● Directions:
Each line from the one containing "Decode this chart: output" through the end of the listing below must be copied exactly; pictures are excluded.

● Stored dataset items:
--

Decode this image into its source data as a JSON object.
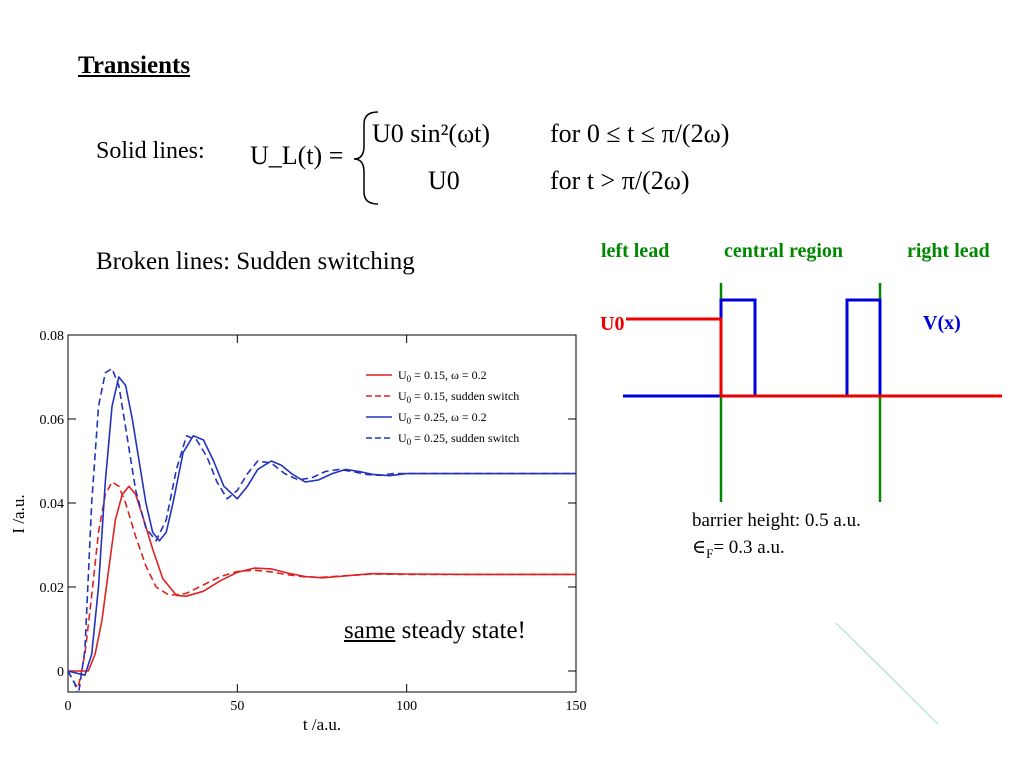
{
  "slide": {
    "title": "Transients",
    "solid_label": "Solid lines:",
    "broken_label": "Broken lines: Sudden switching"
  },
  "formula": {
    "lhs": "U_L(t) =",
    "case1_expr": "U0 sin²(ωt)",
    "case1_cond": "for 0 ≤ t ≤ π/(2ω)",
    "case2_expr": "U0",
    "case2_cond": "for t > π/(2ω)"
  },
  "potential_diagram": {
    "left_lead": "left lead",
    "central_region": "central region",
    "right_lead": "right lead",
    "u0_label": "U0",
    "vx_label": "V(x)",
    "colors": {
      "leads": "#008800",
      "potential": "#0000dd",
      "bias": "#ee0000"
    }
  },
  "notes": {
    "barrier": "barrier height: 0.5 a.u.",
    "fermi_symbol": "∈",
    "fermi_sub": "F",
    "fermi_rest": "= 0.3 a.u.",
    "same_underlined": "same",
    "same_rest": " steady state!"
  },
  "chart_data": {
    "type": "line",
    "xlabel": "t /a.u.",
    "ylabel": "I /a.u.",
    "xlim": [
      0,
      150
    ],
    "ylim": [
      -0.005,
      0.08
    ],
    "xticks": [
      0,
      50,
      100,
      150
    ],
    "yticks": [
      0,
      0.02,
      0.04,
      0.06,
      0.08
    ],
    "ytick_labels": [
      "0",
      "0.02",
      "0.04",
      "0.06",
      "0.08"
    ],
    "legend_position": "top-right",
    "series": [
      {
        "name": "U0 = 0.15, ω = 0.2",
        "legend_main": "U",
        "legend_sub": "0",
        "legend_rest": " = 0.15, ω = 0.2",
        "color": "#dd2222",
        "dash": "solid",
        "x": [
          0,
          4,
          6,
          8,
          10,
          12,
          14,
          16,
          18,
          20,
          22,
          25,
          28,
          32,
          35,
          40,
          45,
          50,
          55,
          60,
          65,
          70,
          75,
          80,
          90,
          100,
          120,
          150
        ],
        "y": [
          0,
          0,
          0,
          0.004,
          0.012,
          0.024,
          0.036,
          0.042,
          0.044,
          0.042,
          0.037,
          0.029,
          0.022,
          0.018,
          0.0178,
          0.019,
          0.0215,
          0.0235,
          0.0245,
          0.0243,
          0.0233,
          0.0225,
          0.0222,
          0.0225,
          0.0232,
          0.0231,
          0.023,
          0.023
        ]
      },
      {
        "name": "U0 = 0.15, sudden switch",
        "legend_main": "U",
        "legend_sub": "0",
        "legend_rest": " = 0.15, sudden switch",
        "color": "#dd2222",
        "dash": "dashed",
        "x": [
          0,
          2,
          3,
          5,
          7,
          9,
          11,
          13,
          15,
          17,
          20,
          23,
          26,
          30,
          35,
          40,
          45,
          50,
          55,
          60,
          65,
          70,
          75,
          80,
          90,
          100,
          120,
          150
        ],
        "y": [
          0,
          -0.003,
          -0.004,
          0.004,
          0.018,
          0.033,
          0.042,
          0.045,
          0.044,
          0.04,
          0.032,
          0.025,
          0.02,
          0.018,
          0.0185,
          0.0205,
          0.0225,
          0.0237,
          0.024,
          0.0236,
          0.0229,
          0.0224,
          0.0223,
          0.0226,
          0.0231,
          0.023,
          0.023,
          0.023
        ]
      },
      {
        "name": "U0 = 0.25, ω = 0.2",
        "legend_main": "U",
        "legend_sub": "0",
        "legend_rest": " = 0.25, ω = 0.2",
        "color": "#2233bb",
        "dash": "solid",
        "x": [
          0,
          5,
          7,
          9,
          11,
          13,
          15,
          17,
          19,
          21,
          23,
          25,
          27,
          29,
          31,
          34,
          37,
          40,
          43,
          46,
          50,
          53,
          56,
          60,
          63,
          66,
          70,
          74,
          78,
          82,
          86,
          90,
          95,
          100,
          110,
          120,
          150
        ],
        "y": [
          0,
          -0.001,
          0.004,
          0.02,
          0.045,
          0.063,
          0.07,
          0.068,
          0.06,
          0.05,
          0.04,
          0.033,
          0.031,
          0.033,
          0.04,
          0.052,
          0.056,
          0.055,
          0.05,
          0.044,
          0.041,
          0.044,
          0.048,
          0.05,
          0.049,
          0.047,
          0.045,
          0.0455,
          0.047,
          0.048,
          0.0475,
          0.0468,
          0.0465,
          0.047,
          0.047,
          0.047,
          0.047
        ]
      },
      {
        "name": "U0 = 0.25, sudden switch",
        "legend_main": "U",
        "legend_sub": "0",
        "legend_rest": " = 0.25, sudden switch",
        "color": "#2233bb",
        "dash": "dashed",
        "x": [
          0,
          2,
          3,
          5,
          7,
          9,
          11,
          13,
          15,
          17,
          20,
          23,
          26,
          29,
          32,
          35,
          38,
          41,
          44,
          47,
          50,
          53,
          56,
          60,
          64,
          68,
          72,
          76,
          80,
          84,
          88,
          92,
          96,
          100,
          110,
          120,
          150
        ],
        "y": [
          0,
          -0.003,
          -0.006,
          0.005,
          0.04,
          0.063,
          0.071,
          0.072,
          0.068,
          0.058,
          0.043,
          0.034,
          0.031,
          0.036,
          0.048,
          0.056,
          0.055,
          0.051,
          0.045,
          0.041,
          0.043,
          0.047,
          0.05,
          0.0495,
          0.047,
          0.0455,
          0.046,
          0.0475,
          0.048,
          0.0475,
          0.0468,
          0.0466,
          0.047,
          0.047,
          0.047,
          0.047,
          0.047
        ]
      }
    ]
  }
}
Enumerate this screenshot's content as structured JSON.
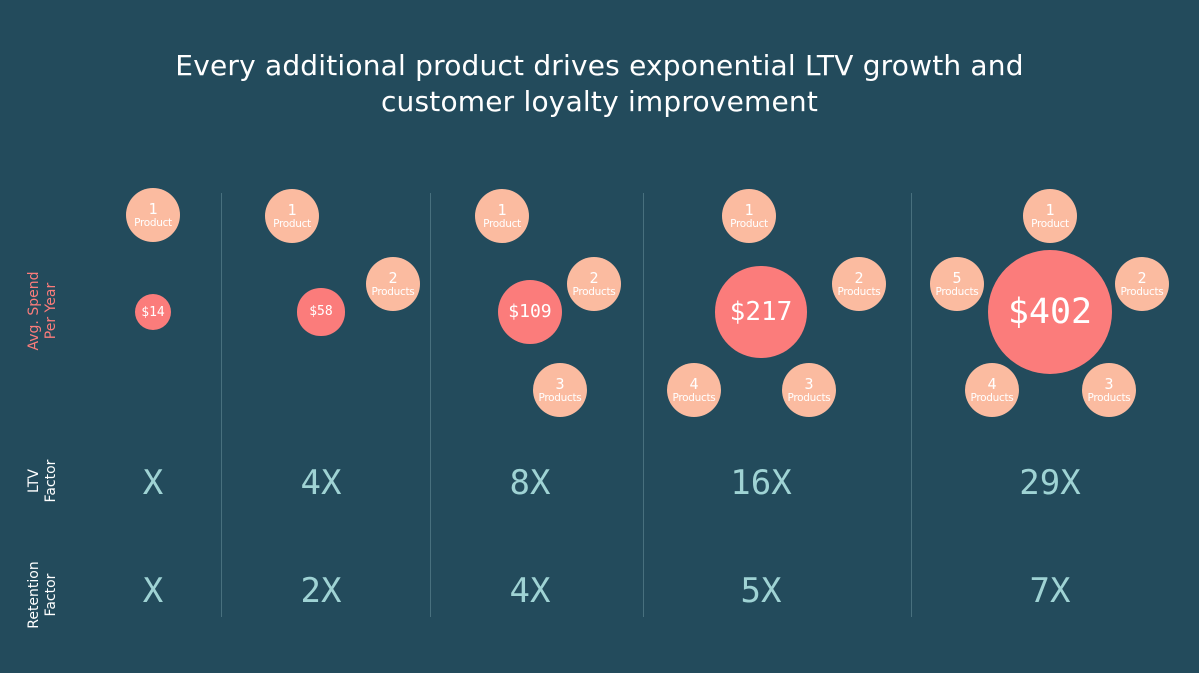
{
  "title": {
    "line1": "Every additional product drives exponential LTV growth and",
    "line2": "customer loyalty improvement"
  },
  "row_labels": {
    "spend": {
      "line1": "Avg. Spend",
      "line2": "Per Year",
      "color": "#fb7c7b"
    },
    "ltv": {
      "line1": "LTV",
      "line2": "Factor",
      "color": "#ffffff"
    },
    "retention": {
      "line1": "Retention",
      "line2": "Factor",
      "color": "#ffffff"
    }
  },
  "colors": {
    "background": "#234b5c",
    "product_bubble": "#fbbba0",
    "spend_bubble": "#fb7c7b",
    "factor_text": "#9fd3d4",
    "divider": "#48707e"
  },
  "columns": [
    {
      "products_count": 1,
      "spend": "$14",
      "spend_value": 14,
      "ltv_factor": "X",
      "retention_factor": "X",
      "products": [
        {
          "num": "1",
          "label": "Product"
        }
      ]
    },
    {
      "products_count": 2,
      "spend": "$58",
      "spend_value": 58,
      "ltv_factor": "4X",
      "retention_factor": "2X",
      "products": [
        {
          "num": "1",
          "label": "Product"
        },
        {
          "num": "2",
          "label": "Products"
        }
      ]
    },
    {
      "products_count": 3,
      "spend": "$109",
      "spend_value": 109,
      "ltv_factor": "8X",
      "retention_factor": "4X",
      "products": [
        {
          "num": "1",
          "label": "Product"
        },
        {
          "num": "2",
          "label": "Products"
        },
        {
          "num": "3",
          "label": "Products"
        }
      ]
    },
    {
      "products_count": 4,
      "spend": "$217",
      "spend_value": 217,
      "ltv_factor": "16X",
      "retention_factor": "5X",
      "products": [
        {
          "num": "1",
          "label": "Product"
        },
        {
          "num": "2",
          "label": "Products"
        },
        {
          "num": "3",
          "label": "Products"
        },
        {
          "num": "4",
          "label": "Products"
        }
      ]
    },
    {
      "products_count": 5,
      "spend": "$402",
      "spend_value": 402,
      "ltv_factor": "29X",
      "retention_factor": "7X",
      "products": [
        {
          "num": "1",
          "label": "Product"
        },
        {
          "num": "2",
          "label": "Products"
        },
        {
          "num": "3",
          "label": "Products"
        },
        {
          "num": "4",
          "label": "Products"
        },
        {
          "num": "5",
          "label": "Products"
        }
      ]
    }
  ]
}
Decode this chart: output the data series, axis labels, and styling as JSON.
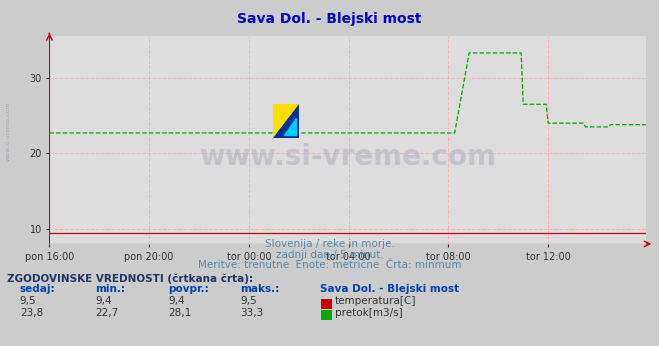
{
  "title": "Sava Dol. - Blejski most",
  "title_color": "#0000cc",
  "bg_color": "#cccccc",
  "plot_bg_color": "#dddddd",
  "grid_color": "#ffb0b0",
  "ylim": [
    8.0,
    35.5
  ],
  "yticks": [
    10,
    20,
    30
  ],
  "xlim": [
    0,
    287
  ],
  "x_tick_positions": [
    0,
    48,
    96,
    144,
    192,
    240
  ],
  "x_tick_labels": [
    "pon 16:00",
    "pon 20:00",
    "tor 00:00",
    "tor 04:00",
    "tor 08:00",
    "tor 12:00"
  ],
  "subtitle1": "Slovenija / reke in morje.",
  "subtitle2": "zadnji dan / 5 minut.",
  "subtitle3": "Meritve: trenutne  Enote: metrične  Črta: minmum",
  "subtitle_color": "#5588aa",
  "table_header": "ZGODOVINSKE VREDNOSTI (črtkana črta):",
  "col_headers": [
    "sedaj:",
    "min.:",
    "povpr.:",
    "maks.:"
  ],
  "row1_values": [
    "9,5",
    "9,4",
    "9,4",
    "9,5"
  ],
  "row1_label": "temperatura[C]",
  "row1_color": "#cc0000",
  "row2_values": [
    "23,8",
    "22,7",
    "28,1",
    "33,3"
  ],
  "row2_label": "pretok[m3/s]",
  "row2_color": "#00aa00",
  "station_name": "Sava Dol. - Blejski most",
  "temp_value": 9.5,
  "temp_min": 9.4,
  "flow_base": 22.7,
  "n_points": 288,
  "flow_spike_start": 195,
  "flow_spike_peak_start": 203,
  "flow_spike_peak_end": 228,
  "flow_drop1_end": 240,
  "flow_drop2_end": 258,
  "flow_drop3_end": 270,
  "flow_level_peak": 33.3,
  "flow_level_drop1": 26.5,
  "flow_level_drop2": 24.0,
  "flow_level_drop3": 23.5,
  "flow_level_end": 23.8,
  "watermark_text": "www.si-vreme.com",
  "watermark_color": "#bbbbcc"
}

--

● Right answer:
Decode this chart: output the data series, axis labels, and styling as JSON.
{
  "title": "Sava Dol. - Blejski most",
  "title_color": "#0000cc",
  "bg_color": "#cccccc",
  "plot_bg_color": "#dddddd",
  "grid_color": "#ffb0b0",
  "ylim": [
    8.0,
    35.5
  ],
  "yticks": [
    10,
    20,
    30
  ],
  "xlim": [
    0,
    287
  ],
  "x_tick_positions": [
    0,
    48,
    96,
    144,
    192,
    240
  ],
  "x_tick_labels": [
    "pon 16:00",
    "pon 20:00",
    "tor 00:00",
    "tor 04:00",
    "tor 08:00",
    "tor 12:00"
  ],
  "subtitle1": "Slovenija / reke in morje.",
  "subtitle2": "zadnji dan / 5 minut.",
  "subtitle3": "Meritve: trenutne  Enote: metrične  Črta: minmum",
  "subtitle_color": "#5588aa",
  "table_header": "ZGODOVINSKE VREDNOSTI (črtkana črta):",
  "col_headers": [
    "sedaj:",
    "min.:",
    "povpr.:",
    "maks.:"
  ],
  "row1_values": [
    "9,5",
    "9,4",
    "9,4",
    "9,5"
  ],
  "row1_label": "temperatura[C]",
  "row1_color": "#cc0000",
  "row2_values": [
    "23,8",
    "22,7",
    "28,1",
    "33,3"
  ],
  "row2_label": "pretok[m3/s]",
  "row2_color": "#00aa00",
  "station_name": "Sava Dol. - Blejski most",
  "temp_value": 9.5,
  "temp_min": 9.4,
  "flow_base": 22.7,
  "n_points": 288,
  "flow_spike_start": 195,
  "flow_spike_peak_start": 203,
  "flow_spike_peak_end": 228,
  "flow_drop1_end": 240,
  "flow_drop2_end": 258,
  "flow_drop3_end": 270,
  "flow_level_peak": 33.3,
  "flow_level_drop1": 26.5,
  "flow_level_drop2": 24.0,
  "flow_level_drop3": 23.5,
  "flow_level_end": 23.8,
  "watermark_text": "www.si-vreme.com",
  "watermark_color": "#bbbbcc"
}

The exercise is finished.